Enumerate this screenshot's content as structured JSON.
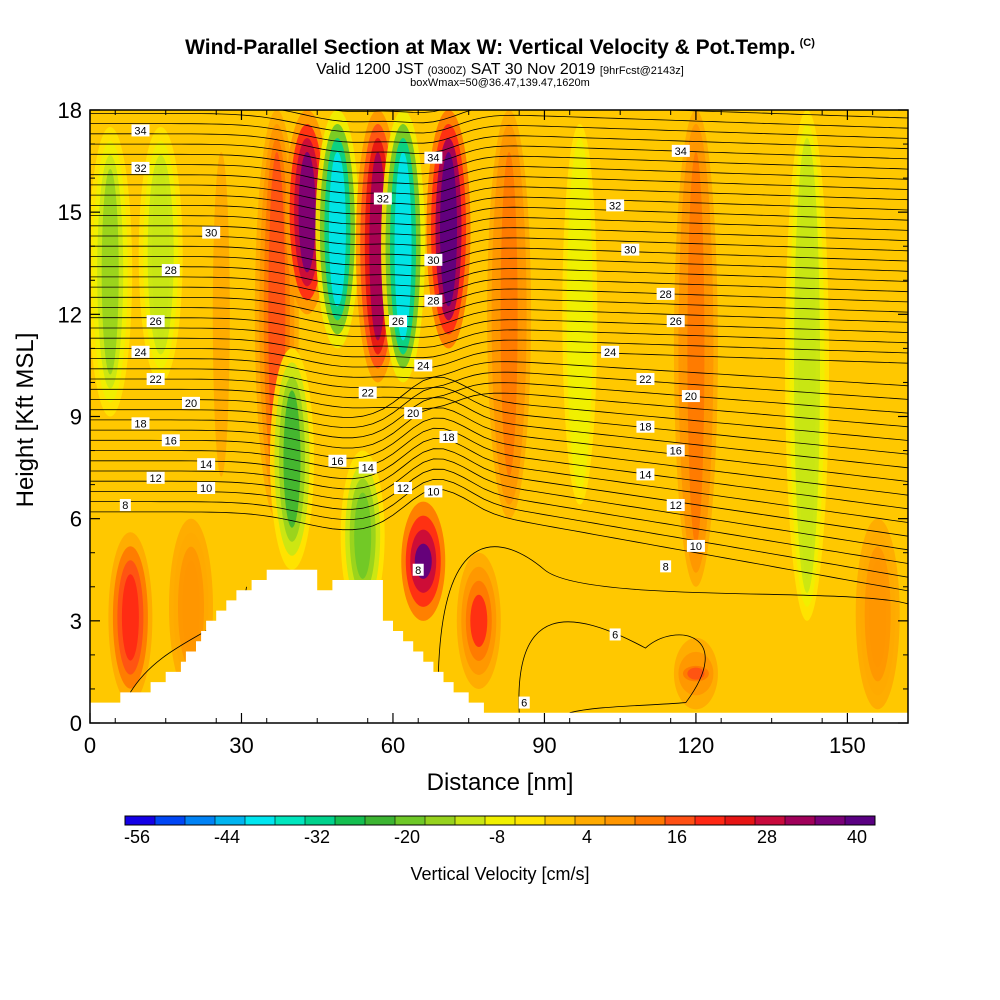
{
  "header": {
    "title": "Wind-Parallel Section at Max W: Vertical Velocity & Pot.Temp.",
    "copyright": "(C)",
    "valid_a": "Valid 1200 JST",
    "valid_z": "(0300Z)",
    "valid_b": "SAT 30 Nov 2019",
    "forecast": "[9hrFcst@2143z]",
    "box_info": "boxWmax=50@36.47,139.47,1620m"
  },
  "chart_data": {
    "type": "heatmap",
    "xlabel": "Distance [nm]",
    "ylabel": "Height [Kft MSL]",
    "xlim": [
      0,
      162
    ],
    "ylim": [
      0,
      18
    ],
    "x_ticks": [
      "0",
      "30",
      "60",
      "90",
      "120",
      "150"
    ],
    "y_ticks": [
      "0",
      "3",
      "6",
      "9",
      "12",
      "15",
      "18"
    ],
    "colorbar": {
      "label": "Vertical Velocity [cm/s]",
      "tick_labels": [
        "-56",
        "-44",
        "-32",
        "-20",
        "-8",
        "4",
        "16",
        "28",
        "40"
      ],
      "colors": [
        "#1400e6",
        "#0046f5",
        "#0082f5",
        "#00b4f0",
        "#00e6f0",
        "#00e6be",
        "#00d28c",
        "#14be50",
        "#3cb432",
        "#6ec828",
        "#96d21e",
        "#c8e614",
        "#f0f000",
        "#ffe600",
        "#ffc800",
        "#ffaa00",
        "#ff9600",
        "#ff7800",
        "#ff5014",
        "#ff2814",
        "#e61414",
        "#c80a3c",
        "#a0005a",
        "#780078",
        "#5a0082"
      ]
    },
    "velocity_bands_cm_s": [
      {
        "x_center": 8,
        "z_range": [
          0.6,
          5.6
        ],
        "value": 22
      },
      {
        "x_center": 20,
        "z_range": [
          0.8,
          6.0
        ],
        "value": 10
      },
      {
        "x_center": 4,
        "z_range": [
          9,
          17.5
        ],
        "value": -16
      },
      {
        "x_center": 14,
        "z_range": [
          10,
          17.5
        ],
        "value": -12
      },
      {
        "x_center": 26,
        "z_range": [
          6,
          18
        ],
        "value": 4
      },
      {
        "x_center": 37,
        "z_range": [
          6,
          18
        ],
        "value": 18
      },
      {
        "x_center": 43,
        "z_range": [
          12,
          18
        ],
        "value": 38
      },
      {
        "x_center": 40,
        "z_range": [
          4.5,
          11
        ],
        "value": -22
      },
      {
        "x_center": 49,
        "z_range": [
          11,
          18
        ],
        "value": -40
      },
      {
        "x_center": 54,
        "z_range": [
          3,
          8
        ],
        "value": -20
      },
      {
        "x_center": 57,
        "z_range": [
          10,
          18
        ],
        "value": 32
      },
      {
        "x_center": 62,
        "z_range": [
          10,
          18
        ],
        "value": -40
      },
      {
        "x_center": 66,
        "z_range": [
          3,
          6.5
        ],
        "value": 40
      },
      {
        "x_center": 71,
        "z_range": [
          11,
          18
        ],
        "value": 44
      },
      {
        "x_center": 77,
        "z_range": [
          1,
          5
        ],
        "value": 20
      },
      {
        "x_center": 83,
        "z_range": [
          6,
          18
        ],
        "value": 14
      },
      {
        "x_center": 92,
        "z_range": [
          0.4,
          4
        ],
        "value": 2
      },
      {
        "x_center": 97,
        "z_range": [
          6,
          18
        ],
        "value": -8
      },
      {
        "x_center": 120,
        "z_range": [
          4,
          18
        ],
        "value": 14
      },
      {
        "x_center": 120,
        "z_range": [
          0.4,
          2.5
        ],
        "value": 16
      },
      {
        "x_center": 142,
        "z_range": [
          3,
          18
        ],
        "value": -12
      },
      {
        "x_center": 156,
        "z_range": [
          0.4,
          6
        ],
        "value": 10
      }
    ],
    "theta_contour_labels": [
      {
        "text": "34",
        "x": 10,
        "z": 17.4
      },
      {
        "text": "34",
        "x": 68,
        "z": 16.6
      },
      {
        "text": "34",
        "x": 117,
        "z": 16.8
      },
      {
        "text": "32",
        "x": 10,
        "z": 16.3
      },
      {
        "text": "32",
        "x": 58,
        "z": 15.4
      },
      {
        "text": "32",
        "x": 104,
        "z": 15.2
      },
      {
        "text": "30",
        "x": 24,
        "z": 14.4
      },
      {
        "text": "30",
        "x": 68,
        "z": 13.6
      },
      {
        "text": "30",
        "x": 107,
        "z": 13.9
      },
      {
        "text": "28",
        "x": 16,
        "z": 13.3
      },
      {
        "text": "28",
        "x": 68,
        "z": 12.4
      },
      {
        "text": "28",
        "x": 114,
        "z": 12.6
      },
      {
        "text": "26",
        "x": 13,
        "z": 11.8
      },
      {
        "text": "26",
        "x": 61,
        "z": 11.8
      },
      {
        "text": "26",
        "x": 116,
        "z": 11.8
      },
      {
        "text": "24",
        "x": 10,
        "z": 10.9
      },
      {
        "text": "24",
        "x": 66,
        "z": 10.5
      },
      {
        "text": "24",
        "x": 103,
        "z": 10.9
      },
      {
        "text": "22",
        "x": 13,
        "z": 10.1
      },
      {
        "text": "22",
        "x": 55,
        "z": 9.7
      },
      {
        "text": "22",
        "x": 110,
        "z": 10.1
      },
      {
        "text": "20",
        "x": 20,
        "z": 9.4
      },
      {
        "text": "20",
        "x": 64,
        "z": 9.1
      },
      {
        "text": "20",
        "x": 119,
        "z": 9.6
      },
      {
        "text": "18",
        "x": 10,
        "z": 8.8
      },
      {
        "text": "18",
        "x": 71,
        "z": 8.4
      },
      {
        "text": "18",
        "x": 110,
        "z": 8.7
      },
      {
        "text": "16",
        "x": 16,
        "z": 8.3
      },
      {
        "text": "16",
        "x": 49,
        "z": 7.7
      },
      {
        "text": "16",
        "x": 116,
        "z": 8.0
      },
      {
        "text": "14",
        "x": 23,
        "z": 7.6
      },
      {
        "text": "14",
        "x": 55,
        "z": 7.5
      },
      {
        "text": "14",
        "x": 110,
        "z": 7.3
      },
      {
        "text": "12",
        "x": 13,
        "z": 7.2
      },
      {
        "text": "12",
        "x": 62,
        "z": 6.9
      },
      {
        "text": "12",
        "x": 116,
        "z": 6.4
      },
      {
        "text": "10",
        "x": 23,
        "z": 6.9
      },
      {
        "text": "10",
        "x": 68,
        "z": 6.8
      },
      {
        "text": "10",
        "x": 120,
        "z": 5.2
      },
      {
        "text": "8",
        "x": 7,
        "z": 6.4
      },
      {
        "text": "8",
        "x": 65,
        "z": 4.5
      },
      {
        "text": "8",
        "x": 114,
        "z": 4.6
      },
      {
        "text": "6",
        "x": 104,
        "z": 2.6
      },
      {
        "text": "6",
        "x": 86,
        "z": 0.6
      }
    ],
    "terrain_heights_kft": [
      [
        0,
        0.6
      ],
      [
        6,
        0.6
      ],
      [
        6,
        0.9
      ],
      [
        12,
        0.9
      ],
      [
        12,
        1.2
      ],
      [
        15,
        1.2
      ],
      [
        15,
        1.5
      ],
      [
        18,
        1.5
      ],
      [
        18,
        1.8
      ],
      [
        19,
        1.8
      ],
      [
        19,
        2.1
      ],
      [
        21,
        2.1
      ],
      [
        21,
        2.4
      ],
      [
        22,
        2.4
      ],
      [
        22,
        2.7
      ],
      [
        23,
        2.7
      ],
      [
        23,
        3.0
      ],
      [
        25,
        3.0
      ],
      [
        25,
        3.3
      ],
      [
        27,
        3.3
      ],
      [
        27,
        3.6
      ],
      [
        29,
        3.6
      ],
      [
        29,
        3.9
      ],
      [
        32,
        3.9
      ],
      [
        32,
        4.2
      ],
      [
        35,
        4.2
      ],
      [
        35,
        4.5
      ],
      [
        45,
        4.5
      ],
      [
        45,
        3.9
      ],
      [
        48,
        3.9
      ],
      [
        48,
        4.2
      ],
      [
        58,
        4.2
      ],
      [
        58,
        3.0
      ],
      [
        60,
        3.0
      ],
      [
        60,
        2.7
      ],
      [
        62,
        2.7
      ],
      [
        62,
        2.4
      ],
      [
        64,
        2.4
      ],
      [
        64,
        2.1
      ],
      [
        66,
        2.1
      ],
      [
        66,
        1.8
      ],
      [
        68,
        1.8
      ],
      [
        68,
        1.5
      ],
      [
        70,
        1.5
      ],
      [
        70,
        1.2
      ],
      [
        72,
        1.2
      ],
      [
        72,
        0.9
      ],
      [
        75,
        0.9
      ],
      [
        75,
        0.6
      ],
      [
        78,
        0.6
      ],
      [
        78,
        0.3
      ],
      [
        162,
        0.3
      ]
    ]
  }
}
== == ==
▶ **Given task**
Show the lines that mention the word "Vertical".

▶ **Finished exercise**
    "title": "Wind-Parallel Section at Max W: Vertical Velocity & Pot.Temp.",
      "label": "Vertical Velocity [cm/s]",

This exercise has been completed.